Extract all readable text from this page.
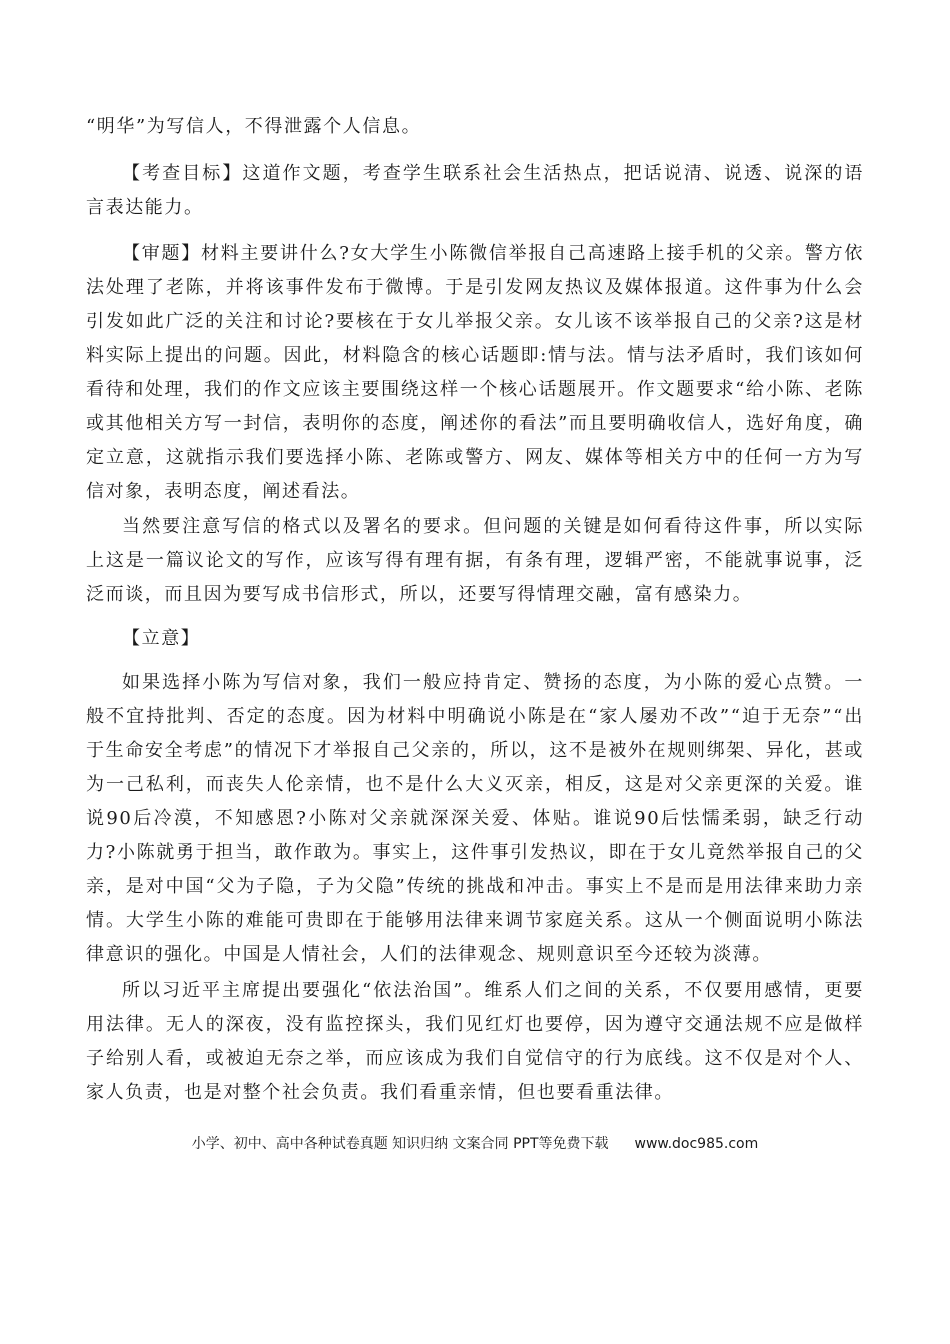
“明华”为写信人，不得泄露个人信息。

【考查目标】这道作文题，考查学生联系社会生活热点，把话说清、说透、说深的语言表达能力。

【审题】材料主要讲什么?女大学生小陈微信举报自己高速路上接手机的父亲。警方依法处理了老陈，并将该事件发布于微博。于是引发网友热议及媒体报道。这件事为什么会引发如此广泛的关注和讨论?要核在于女儿举报父亲。女儿该不该举报自己的父亲?这是材料实际上提出的问题。因此，材料隐含的核心话题即:情与法。情与法矛盾时，我们该如何看待和处理，我们的作文应该主要围绕这样一个核心话题展开。作文题要求“给小陈、老陈或其他相关方写一封信，表明你的态度，阐述你的看法”而且要明确收信人，选好角度，确定立意，这就指示我们要选择小陈、老陈或警方、网友、媒体等相关方中的任何一方为写信对象，表明态度，阐述看法。

当然要注意写信的格式以及署名的要求。但问题的关键是如何看待这件事，所以实际上这是一篇议论文的写作，应该写得有理有据，有条有理，逻辑严密，不能就事说事，泛泛而谈，而且因为要写成书信形式，所以，还要写得情理交融，富有感染力。

【立意】

如果选择小陈为写信对象，我们一般应持肯定、赞扬的态度，为小陈的爱心点赞。一般不宜持批判、否定的态度。因为材料中明确说小陈是在“家人屡劝不改”“迫于无奈”“出于生命安全考虑”的情况下才举报自己父亲的，所以，这不是被外在规则绑架、异化，甚或为一己私利，而丧失人伦亲情，也不是什么大义灭亲，相反，这是对父亲更深的关爱。谁说90后冷漠，不知感恩?小陈对父亲就深深关爱、体贴。谁说90后怯懦柔弱，缺乏行动力?小陈就勇于担当，敢作敢为。事实上，这件事引发热议，即在于女儿竟然举报自己的父亲，是对中国“父为子隐，子为父隐”传统的挑战和冲击。事实上不是而是用法律来助力亲情。大学生小陈的难能可贵即在于能够用法律来调节家庭关系。这从一个侧面说明小陈法律意识的强化。中国是人情社会，人们的法律观念、规则意识至今还较为淡薄。

所以习近平主席提出要强化“依法治国”。维系人们之间的关系，不仅要用感情，更要用法律。无人的深夜，没有监控探头，我们见红灯也要停，因为遵守交通法规不应是做样子给别人看，或被迫无奈之举，而应该成为我们自觉信守的行为底线。这不仅是对个人、家人负责，也是对整个社会负责。我们看重亲情，但也要看重法律。

小学、初中、高中各种试卷真题 知识归纳 文案合同 PPT等免费下载 www.doc985.com
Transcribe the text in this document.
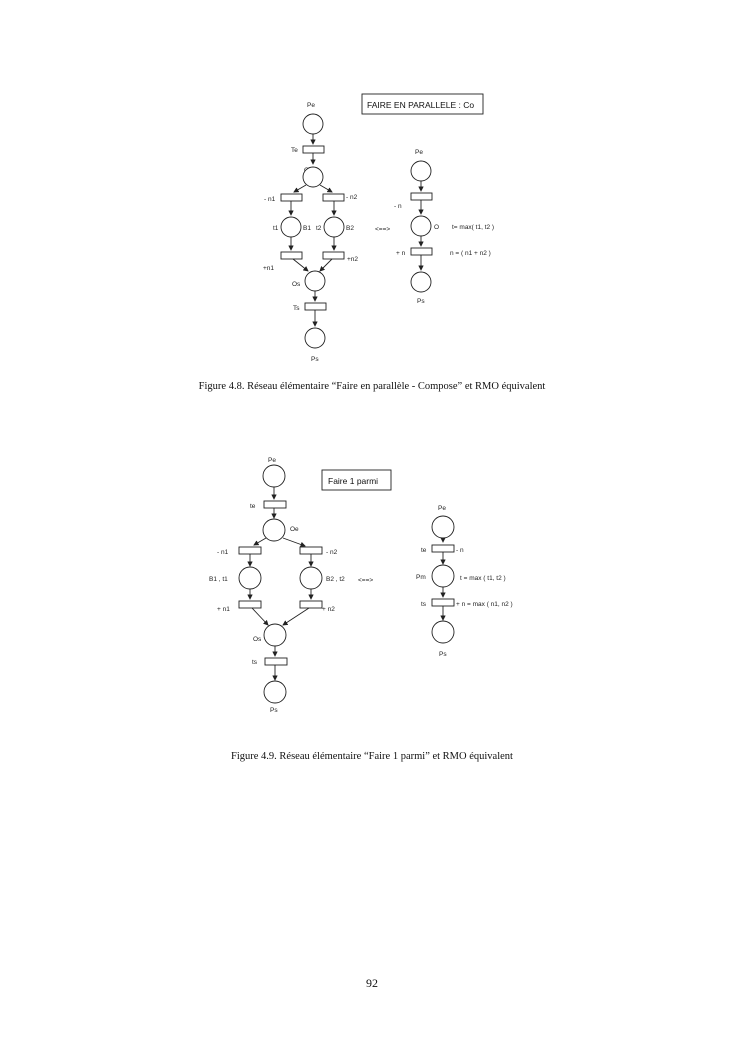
FAIRE EN PARALLELE : Co
Pe
Te
- n1	- n2
t1	B1 t2	B2
+n1
+n2
Os
Ts
Ps
<==>
Pe
- n
O t= max( t1, t2 )
+ n	n = ( n1 + n2 )
Ps
Figure 4.8. Réseau élémentaire “Faire en parallèle - Compose” et RMO équivalent
Faire 1 parmi
Pe
te
Oe
- n1	- n2
B1 , t1	B2 , t2
+ n1	+ n2
Os
ts
Ps
<==>
Pe
te	- n
Pm	t = max ( t1, t2 )
ts	+ n = max ( n1, n2 )
Ps
Figure 4.9. Réseau élémentaire “Faire 1 parmi” et RMO équivalent
92
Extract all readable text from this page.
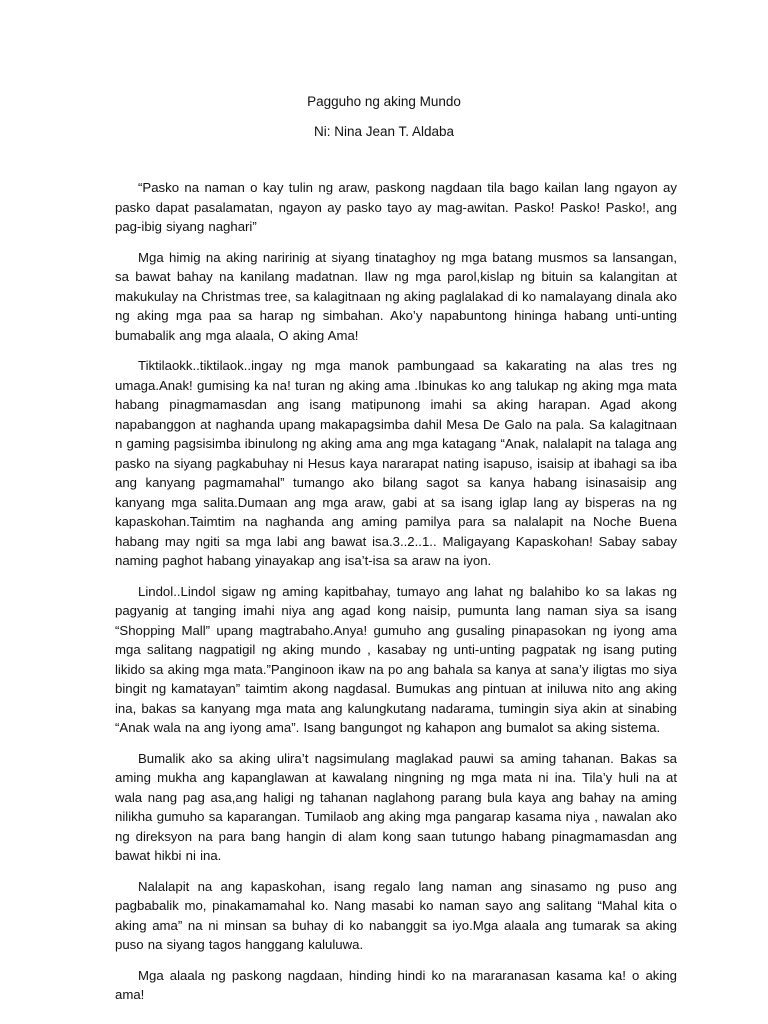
Pagguho ng aking Mundo
Ni: Nina Jean T. Aldaba

“Pasko na naman o kay tulin ng araw, paskong nagdaan tila bago kailan lang ngayon ay pasko dapat pasalamatan, ngayon ay pasko tayo ay mag-awitan. Pasko! Pasko! Pasko!, ang pag-ibig siyang naghari”

Mga himig na aking naririnig at siyang tinataghoy ng mga batang musmos sa lansangan, sa bawat bahay na kanilang madatnan. Ilaw ng mga parol,kislap ng bituin sa kalangitan at makukulay na Christmas tree, sa kalagitnaan ng aking paglalakad di ko namalayang dinala ako ng aking mga paa sa harap ng simbahan. Ako’y napabuntong hininga habang unti-unting bumabalik ang mga alaala, O aking Ama!

Tiktilaokk..tiktilaok..ingay ng mga manok pambungaad sa kakarating na alas tres ng umaga.Anak! gumising ka na! turan ng aking ama .Ibinukas ko ang talukap ng aking mga mata habang pinagmamasdan ang isang matipunong imahi sa aking harapan. Agad akong napabanggon at naghanda upang makapagsimba dahil Mesa De Galo na pala. Sa kalagitnaan n gaming pagsisimba ibinulong ng aking ama ang mga katagang “Anak, nalalapit na talaga ang pasko na siyang pagkabuhay ni Hesus kaya nararapat nating isapuso, isaisip at ibahagi sa iba ang kanyang pagmamahal” tumango ako bilang sagot sa kanya habang isinasaisip ang kanyang mga salita.Dumaan ang mga araw, gabi at sa isang iglap lang ay bisperas na ng kapaskohan.Taimtim na naghanda ang aming pamilya para sa nalalapit na Noche Buena habang may ngiti sa mga labi ang bawat isa.3..2..1.. Maligayang Kapaskohan! Sabay sabay naming paghot habang yinayakap ang isa’t-isa sa araw na iyon.

Lindol..Lindol sigaw ng aming kapitbahay, tumayo ang lahat ng balahibo ko sa lakas ng pagyanig at tanging imahi niya ang agad kong naisip, pumunta lang naman siya sa isang “Shopping Mall” upang magtrabaho.Anya! gumuho ang gusaling pinapasokan ng iyong ama mga salitang nagpatigil ng aking mundo , kasabay ng unti-unting pagpatak ng isang puting likido sa aking mga mata.”Panginoon ikaw na po ang bahala sa kanya at sana’y iligtas mo siya bingit ng kamatayan” taimtim akong nagdasal. Bumukas ang pintuan at iniluwa nito ang aking ina, bakas sa kanyang mga mata ang kalungkutang nadarama, tumingin siya akin at sinabing “Anak wala na ang iyong ama”. Isang bangungot ng kahapon ang bumalot sa aking sistema.

Bumalik ako sa aking ulira’t nagsimulang maglakad pauwi sa aming tahanan. Bakas sa aming mukha ang kapanglawan at kawalang ningning ng mga mata ni ina. Tila’y huli na at wala nang pag asa,ang haligi ng tahanan naglahong parang bula kaya ang bahay na aming nilikha gumuho sa kaparangan. Tumilaob ang aking mga pangarap kasama niya , nawalan ako ng direksyon na para bang hangin di alam kong saan tutungo habang pinagmamasdan ang bawat hikbi ni ina.

Nalalapit na ang kapaskohan, isang regalo lang naman ang sinasamo ng puso ang pagbabalik mo, pinakamamahal ko. Nang masabi ko naman sayo ang salitang “Mahal kita o aking ama” na ni minsan sa buhay di ko nabanggit sa iyo.Mga alaala ang tumarak sa aking puso na siyang tagos hanggang kaluluwa.

Mga alaala ng paskong nagdaan, hinding hindi ko na mararanasan kasama ka! o aking ama!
━━━━
> **Given exercise**: Make an exact copy of every record, pictures excluded.

> **Task solution**:
Extract all readable text from this page.
“明华”为写信人，不得泄露个人信息。

【考查目标】这道作文题，考查学生联系社会生活热点，把话说清、说透、说深的语言表达能力。

【审题】材料主要讲什么?女大学生小陈微信举报自己高速路上接手机的父亲。警方依法处理了老陈，并将该事件发布于微博。于是引发网友热议及媒体报道。这件事为什么会引发如此广泛的关注和讨论?要核在于女儿举报父亲。女儿该不该举报自己的父亲?这是材料实际上提出的问题。因此，材料隐含的核心话题即:情与法。情与法矛盾时，我们该如何看待和处理，我们的作文应该主要围绕这样一个核心话题展开。作文题要求“给小陈、老陈或其他相关方写一封信，表明你的态度，阐述你的看法”而且要明确收信人，选好角度，确定立意，这就指示我们要选择小陈、老陈或警方、网友、媒体等相关方中的任何一方为写信对象，表明态度，阐述看法。

当然要注意写信的格式以及署名的要求。但问题的关键是如何看待这件事，所以实际上这是一篇议论文的写作，应该写得有理有据，有条有理，逻辑严密，不能就事说事，泛泛而谈，而且因为要写成书信形式，所以，还要写得情理交融，富有感染力。

【立意】

如果选择小陈为写信对象，我们一般应持肯定、赞扬的态度，为小陈的爱心点赞。一般不宜持批判、否定的态度。因为材料中明确说小陈是在“家人屡劝不改”“迫于无奈”“出于生命安全考虑”的情况下才举报自己父亲的，所以，这不是被外在规则绑架、异化，甚或为一己私利，而丧失人伦亲情，也不是什么大义灭亲，相反，这是对父亲更深的关爱。谁说90后冷漠，不知感恩?小陈对父亲就深深关爱、体贴。谁说90后怯懦柔弱，缺乏行动力?小陈就勇于担当，敢作敢为。事实上，这件事引发热议，即在于女儿竟然举报自己的父亲，是对中国“父为子隐，子为父隐”传统的挑战和冲击。事实上不是而是用法律来助力亲情。大学生小陈的难能可贵即在于能够用法律来调节家庭关系。这从一个侧面说明小陈法律意识的强化。中国是人情社会，人们的法律观念、规则意识至今还较为淡薄。

所以习近平主席提出要强化“依法治国”。维系人们之间的关系，不仅要用感情，更要用法律。无人的深夜，没有监控探头，我们见红灯也要停，因为遵守交通法规不应是做样子给别人看，或被迫无奈之举，而应该成为我们自觉信守的行为底线。这不仅是对个人、家人负责，也是对整个社会负责。我们看重亲情，但也要看重法律。

小学、初中、高中各种试卷真题 知识归纳 文案合同 PPT等免费下载 www.doc985.com
Transcribe the text in this document.
FAIRE EN PARALLELE : Co
Pe
Te
- n1	- n2
t1	B1 t2	B2
+n1
+n2
Os
Ts
Ps
<==>
Pe
- n
O t= max( t1, t2 )
+ n	n = ( n1 + n2 )
Ps
Figure 4.8. Réseau élémentaire “Faire en parallèle - Compose” et RMO équivalent
Faire 1 parmi
Pe
te
Oe
- n1	- n2
B1 , t1	B2 , t2
+ n1	+ n2
Os
ts
Ps
<==>
Pe
te	- n
Pm	t = max ( t1, t2 )
ts	+ n = max ( n1, n2 )
Ps
Figure 4.9. Réseau élémentaire “Faire 1 parmi” et RMO équivalent
92
Extract all readable text from this page.
Pagguho ng aking Mundo
Ni: Nina Jean T. Aldaba

“Pasko na naman o kay tulin ng araw, paskong nagdaan tila bago kailan lang ngayon ay pasko dapat pasalamatan, ngayon ay pasko tayo ay mag-awitan. Pasko! Pasko! Pasko!, ang pag-ibig siyang naghari”

Mga himig na aking naririnig at siyang tinataghoy ng mga batang musmos sa lansangan, sa bawat bahay na kanilang madatnan. Ilaw ng mga parol,kislap ng bituin sa kalangitan at makukulay na Christmas tree, sa kalagitnaan ng aking paglalakad di ko namalayang dinala ako ng aking mga paa sa harap ng simbahan. Ako’y napabuntong hininga habang unti-unting bumabalik ang mga alaala, O aking Ama!

Tiktilaokk..tiktilaok..ingay ng mga manok pambungaad sa kakarating na alas tres ng umaga.Anak! gumising ka na! turan ng aking ama .Ibinukas ko ang talukap ng aking mga mata habang pinagmamasdan ang isang matipunong imahi sa aking harapan. Agad akong napabanggon at naghanda upang makapagsimba dahil Mesa De Galo na pala. Sa kalagitnaan n gaming pagsisimba ibinulong ng aking ama ang mga katagang “Anak, nalalapit na talaga ang pasko na siyang pagkabuhay ni Hesus kaya nararapat nating isapuso, isaisip at ibahagi sa iba ang kanyang pagmamahal” tumango ako bilang sagot sa kanya habang isinasaisip ang kanyang mga salita.Dumaan ang mga araw, gabi at sa isang iglap lang ay bisperas na ng kapaskohan.Taimtim na naghanda ang aming pamilya para sa nalalapit na Noche Buena habang may ngiti sa mga labi ang bawat isa.3..2..1.. Maligayang Kapaskohan! Sabay sabay naming paghot habang yinayakap ang isa’t-isa sa araw na iyon.

Lindol..Lindol sigaw ng aming kapitbahay, tumayo ang lahat ng balahibo ko sa lakas ng pagyanig at tanging imahi niya ang agad kong naisip, pumunta lang naman siya sa isang “Shopping Mall” upang magtrabaho.Anya! gumuho ang gusaling pinapasokan ng iyong ama mga salitang nagpatigil ng aking mundo , kasabay ng unti-unting pagpatak ng isang puting likido sa aking mga mata.”Panginoon ikaw na po ang bahala sa kanya at sana’y iligtas mo siya bingit ng kamatayan” taimtim akong nagdasal. Bumukas ang pintuan at iniluwa nito ang aking ina, bakas sa kanyang mga mata ang kalungkutang nadarama, tumingin siya akin at sinabing “Anak wala na ang iyong ama”. Isang bangungot ng kahapon ang bumalot sa aking sistema.

Bumalik ako sa aking ulira’t nagsimulang maglakad pauwi sa aming tahanan. Bakas sa aming mukha ang kapanglawan at kawalang ningning ng mga mata ni ina. Tila’y huli na at wala nang pag asa,ang haligi ng tahanan naglahong parang bula kaya ang bahay na aming nilikha gumuho sa kaparangan. Tumilaob ang aking mga pangarap kasama niya , nawalan ako ng direksyon na para bang hangin di alam kong saan tutungo habang pinagmamasdan ang bawat hikbi ni ina.

Nalalapit na ang kapaskohan, isang regalo lang naman ang sinasamo ng puso ang pagbabalik mo, pinakamamahal ko. Nang masabi ko naman sayo ang salitang “Mahal kita o aking ama” na ni minsan sa buhay di ko nabanggit sa iyo.Mga alaala ang tumarak sa aking puso na siyang tagos hanggang kaluluwa.

Mga alaala ng paskong nagdaan, hinding hindi ko na mararanasan kasama ka! o aking ama!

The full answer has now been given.